◆ WORK TO DO
Below are records. Count every line containing the word "that" and give the number alone.

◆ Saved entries
[BEGIN]

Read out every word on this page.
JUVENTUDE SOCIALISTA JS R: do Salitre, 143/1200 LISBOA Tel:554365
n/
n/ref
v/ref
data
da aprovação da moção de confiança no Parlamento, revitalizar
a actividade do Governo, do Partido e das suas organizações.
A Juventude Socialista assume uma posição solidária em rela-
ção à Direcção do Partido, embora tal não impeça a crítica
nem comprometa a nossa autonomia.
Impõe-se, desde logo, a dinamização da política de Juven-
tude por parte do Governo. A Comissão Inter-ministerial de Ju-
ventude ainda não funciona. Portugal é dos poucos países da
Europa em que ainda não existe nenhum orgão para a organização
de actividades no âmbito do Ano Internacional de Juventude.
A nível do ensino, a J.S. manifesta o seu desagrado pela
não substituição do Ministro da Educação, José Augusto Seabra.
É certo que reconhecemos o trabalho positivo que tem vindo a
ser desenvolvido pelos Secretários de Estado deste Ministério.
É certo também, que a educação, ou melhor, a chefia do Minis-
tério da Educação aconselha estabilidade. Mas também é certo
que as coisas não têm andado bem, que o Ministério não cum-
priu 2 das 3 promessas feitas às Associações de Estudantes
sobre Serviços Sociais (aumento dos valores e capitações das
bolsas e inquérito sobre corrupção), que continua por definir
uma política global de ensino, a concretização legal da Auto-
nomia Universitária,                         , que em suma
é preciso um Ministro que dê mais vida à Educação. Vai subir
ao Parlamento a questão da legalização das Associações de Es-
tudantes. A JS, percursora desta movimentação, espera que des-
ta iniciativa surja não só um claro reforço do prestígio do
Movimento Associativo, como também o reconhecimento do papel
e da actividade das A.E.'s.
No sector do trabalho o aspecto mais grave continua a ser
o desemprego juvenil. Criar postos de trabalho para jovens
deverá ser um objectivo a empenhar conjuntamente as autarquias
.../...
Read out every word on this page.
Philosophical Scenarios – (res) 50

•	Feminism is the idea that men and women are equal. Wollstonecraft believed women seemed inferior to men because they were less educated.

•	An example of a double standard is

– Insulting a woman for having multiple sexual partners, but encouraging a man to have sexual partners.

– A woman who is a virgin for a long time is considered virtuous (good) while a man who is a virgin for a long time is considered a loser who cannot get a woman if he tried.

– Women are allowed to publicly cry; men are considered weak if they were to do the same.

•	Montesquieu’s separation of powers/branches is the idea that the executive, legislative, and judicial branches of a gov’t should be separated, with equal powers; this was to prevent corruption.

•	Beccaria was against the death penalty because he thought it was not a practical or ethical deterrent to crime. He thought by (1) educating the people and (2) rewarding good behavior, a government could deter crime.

[END]

◆ REPLY
2